> **RECORDED INFORMATION**:

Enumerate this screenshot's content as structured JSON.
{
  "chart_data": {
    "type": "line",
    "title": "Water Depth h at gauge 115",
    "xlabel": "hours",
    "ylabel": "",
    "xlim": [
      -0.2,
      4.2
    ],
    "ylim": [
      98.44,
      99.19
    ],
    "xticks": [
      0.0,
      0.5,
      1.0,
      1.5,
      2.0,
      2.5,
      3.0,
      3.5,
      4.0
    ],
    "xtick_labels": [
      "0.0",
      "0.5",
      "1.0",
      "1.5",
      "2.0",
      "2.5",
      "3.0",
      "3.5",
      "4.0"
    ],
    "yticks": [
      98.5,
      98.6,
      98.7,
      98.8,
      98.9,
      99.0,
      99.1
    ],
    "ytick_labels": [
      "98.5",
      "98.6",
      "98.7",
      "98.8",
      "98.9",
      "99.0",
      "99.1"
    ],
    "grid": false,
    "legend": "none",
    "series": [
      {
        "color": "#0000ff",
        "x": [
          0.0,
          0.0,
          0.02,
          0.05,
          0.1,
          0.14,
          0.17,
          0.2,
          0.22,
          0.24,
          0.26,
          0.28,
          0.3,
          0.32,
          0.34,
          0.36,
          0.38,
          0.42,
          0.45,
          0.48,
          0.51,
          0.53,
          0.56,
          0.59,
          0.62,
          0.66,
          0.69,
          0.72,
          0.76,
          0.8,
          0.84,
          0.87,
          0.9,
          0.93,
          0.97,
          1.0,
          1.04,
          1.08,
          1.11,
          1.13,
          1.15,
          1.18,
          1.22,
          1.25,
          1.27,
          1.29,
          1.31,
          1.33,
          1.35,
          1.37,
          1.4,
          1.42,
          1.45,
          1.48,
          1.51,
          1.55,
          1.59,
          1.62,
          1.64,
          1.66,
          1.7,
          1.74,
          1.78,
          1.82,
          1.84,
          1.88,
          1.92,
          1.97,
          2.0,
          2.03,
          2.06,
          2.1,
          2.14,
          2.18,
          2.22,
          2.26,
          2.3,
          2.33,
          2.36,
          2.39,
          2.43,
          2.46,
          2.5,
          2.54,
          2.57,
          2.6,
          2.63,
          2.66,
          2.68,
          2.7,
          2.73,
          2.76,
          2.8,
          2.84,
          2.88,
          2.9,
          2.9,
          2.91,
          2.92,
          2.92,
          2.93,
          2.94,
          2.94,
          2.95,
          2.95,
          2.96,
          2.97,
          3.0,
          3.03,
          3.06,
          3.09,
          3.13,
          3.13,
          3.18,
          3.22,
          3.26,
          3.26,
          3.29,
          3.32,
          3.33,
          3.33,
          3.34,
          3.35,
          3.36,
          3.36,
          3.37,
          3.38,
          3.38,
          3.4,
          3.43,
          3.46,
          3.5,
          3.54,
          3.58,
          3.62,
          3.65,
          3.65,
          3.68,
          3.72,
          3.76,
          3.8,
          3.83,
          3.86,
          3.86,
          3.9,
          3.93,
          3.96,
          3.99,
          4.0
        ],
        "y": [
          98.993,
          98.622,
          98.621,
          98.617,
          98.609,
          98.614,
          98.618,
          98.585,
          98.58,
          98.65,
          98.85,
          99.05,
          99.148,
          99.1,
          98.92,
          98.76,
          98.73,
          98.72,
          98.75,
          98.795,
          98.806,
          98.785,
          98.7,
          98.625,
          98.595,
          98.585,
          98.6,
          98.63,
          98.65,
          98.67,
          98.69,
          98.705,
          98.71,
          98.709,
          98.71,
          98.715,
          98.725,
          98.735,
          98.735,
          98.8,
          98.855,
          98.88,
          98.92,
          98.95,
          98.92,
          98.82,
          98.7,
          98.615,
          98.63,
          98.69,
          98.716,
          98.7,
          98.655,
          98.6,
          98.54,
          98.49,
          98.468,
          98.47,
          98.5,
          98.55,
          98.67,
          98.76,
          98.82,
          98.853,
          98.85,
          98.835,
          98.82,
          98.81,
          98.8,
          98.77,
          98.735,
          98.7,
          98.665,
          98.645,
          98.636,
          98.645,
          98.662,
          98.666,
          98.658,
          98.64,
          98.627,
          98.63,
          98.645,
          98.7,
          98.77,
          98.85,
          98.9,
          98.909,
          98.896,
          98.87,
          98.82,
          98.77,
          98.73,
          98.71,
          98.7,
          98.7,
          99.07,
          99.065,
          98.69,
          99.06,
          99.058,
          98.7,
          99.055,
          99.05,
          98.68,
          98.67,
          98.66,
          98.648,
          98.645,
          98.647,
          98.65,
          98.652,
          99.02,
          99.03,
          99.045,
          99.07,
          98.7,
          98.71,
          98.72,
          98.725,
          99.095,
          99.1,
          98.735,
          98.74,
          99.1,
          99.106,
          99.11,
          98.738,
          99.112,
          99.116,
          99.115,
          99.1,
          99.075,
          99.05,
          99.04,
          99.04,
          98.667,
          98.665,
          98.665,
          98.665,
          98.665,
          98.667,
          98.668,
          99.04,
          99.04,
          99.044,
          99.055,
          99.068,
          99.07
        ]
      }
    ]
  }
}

> **EXERCISE INSTRUCTIONS**: Reproduce all data above, unchanged.

> **CORRECT OUTPUT**:
Enumerate this screenshot's content as structured JSON.
{
  "chart_data": {
    "type": "line",
    "title": "Water Depth h at gauge 115",
    "xlabel": "hours",
    "ylabel": "",
    "xlim": [
      -0.2,
      4.2
    ],
    "ylim": [
      98.44,
      99.19
    ],
    "xticks": [
      0.0,
      0.5,
      1.0,
      1.5,
      2.0,
      2.5,
      3.0,
      3.5,
      4.0
    ],
    "xtick_labels": [
      "0.0",
      "0.5",
      "1.0",
      "1.5",
      "2.0",
      "2.5",
      "3.0",
      "3.5",
      "4.0"
    ],
    "yticks": [
      98.5,
      98.6,
      98.7,
      98.8,
      98.9,
      99.0,
      99.1
    ],
    "ytick_labels": [
      "98.5",
      "98.6",
      "98.7",
      "98.8",
      "98.9",
      "99.0",
      "99.1"
    ],
    "grid": false,
    "legend": "none",
    "series": [
      {
        "color": "#0000ff",
        "x": [
          0.0,
          0.0,
          0.02,
          0.05,
          0.1,
          0.14,
          0.17,
          0.2,
          0.22,
          0.24,
          0.26,
          0.28,
          0.3,
          0.32,
          0.34,
          0.36,
          0.38,
          0.42,
          0.45,
          0.48,
          0.51,
          0.53,
          0.56,
          0.59,
          0.62,
          0.66,
          0.69,
          0.72,
          0.76,
          0.8,
          0.84,
          0.87,
          0.9,
          0.93,
          0.97,
          1.0,
          1.04,
          1.08,
          1.11,
          1.13,
          1.15,
          1.18,
          1.22,
          1.25,
          1.27,
          1.29,
          1.31,
          1.33,
          1.35,
          1.37,
          1.4,
          1.42,
          1.45,
          1.48,
          1.51,
          1.55,
          1.59,
          1.62,
          1.64,
          1.66,
          1.7,
          1.74,
          1.78,
          1.82,
          1.84,
          1.88,
          1.92,
          1.97,
          2.0,
          2.03,
          2.06,
          2.1,
          2.14,
          2.18,
          2.22,
          2.26,
          2.3,
          2.33,
          2.36,
          2.39,
          2.43,
          2.46,
          2.5,
          2.54,
          2.57,
          2.6,
          2.63,
          2.66,
          2.68,
          2.7,
          2.73,
          2.76,
          2.8,
          2.84,
          2.88,
          2.9,
          2.9,
          2.91,
          2.92,
          2.92,
          2.93,
          2.94,
          2.94,
          2.95,
          2.95,
          2.96,
          2.97,
          3.0,
          3.03,
          3.06,
          3.09,
          3.13,
          3.13,
          3.18,
          3.22,
          3.26,
          3.26,
          3.29,
          3.32,
          3.33,
          3.33,
          3.34,
          3.35,
          3.36,
          3.36,
          3.37,
          3.38,
          3.38,
          3.4,
          3.43,
          3.46,
          3.5,
          3.54,
          3.58,
          3.62,
          3.65,
          3.65,
          3.68,
          3.72,
          3.76,
          3.8,
          3.83,
          3.86,
          3.86,
          3.9,
          3.93,
          3.96,
          3.99,
          4.0
        ],
        "y": [
          98.993,
          98.622,
          98.621,
          98.617,
          98.609,
          98.614,
          98.618,
          98.585,
          98.58,
          98.65,
          98.85,
          99.05,
          99.148,
          99.1,
          98.92,
          98.76,
          98.73,
          98.72,
          98.75,
          98.795,
          98.806,
          98.785,
          98.7,
          98.625,
          98.595,
          98.585,
          98.6,
          98.63,
          98.65,
          98.67,
          98.69,
          98.705,
          98.71,
          98.709,
          98.71,
          98.715,
          98.725,
          98.735,
          98.735,
          98.8,
          98.855,
          98.88,
          98.92,
          98.95,
          98.92,
          98.82,
          98.7,
          98.615,
          98.63,
          98.69,
          98.716,
          98.7,
          98.655,
          98.6,
          98.54,
          98.49,
          98.468,
          98.47,
          98.5,
          98.55,
          98.67,
          98.76,
          98.82,
          98.853,
          98.85,
          98.835,
          98.82,
          98.81,
          98.8,
          98.77,
          98.735,
          98.7,
          98.665,
          98.645,
          98.636,
          98.645,
          98.662,
          98.666,
          98.658,
          98.64,
          98.627,
          98.63,
          98.645,
          98.7,
          98.77,
          98.85,
          98.9,
          98.909,
          98.896,
          98.87,
          98.82,
          98.77,
          98.73,
          98.71,
          98.7,
          98.7,
          99.07,
          99.065,
          98.69,
          99.06,
          99.058,
          98.7,
          99.055,
          99.05,
          98.68,
          98.67,
          98.66,
          98.648,
          98.645,
          98.647,
          98.65,
          98.652,
          99.02,
          99.03,
          99.045,
          99.07,
          98.7,
          98.71,
          98.72,
          98.725,
          99.095,
          99.1,
          98.735,
          98.74,
          99.1,
          99.106,
          99.11,
          98.738,
          99.112,
          99.116,
          99.115,
          99.1,
          99.075,
          99.05,
          99.04,
          99.04,
          98.667,
          98.665,
          98.665,
          98.665,
          98.665,
          98.667,
          98.668,
          99.04,
          99.04,
          99.044,
          99.055,
          99.068,
          99.07
        ]
      }
    ]
  }
}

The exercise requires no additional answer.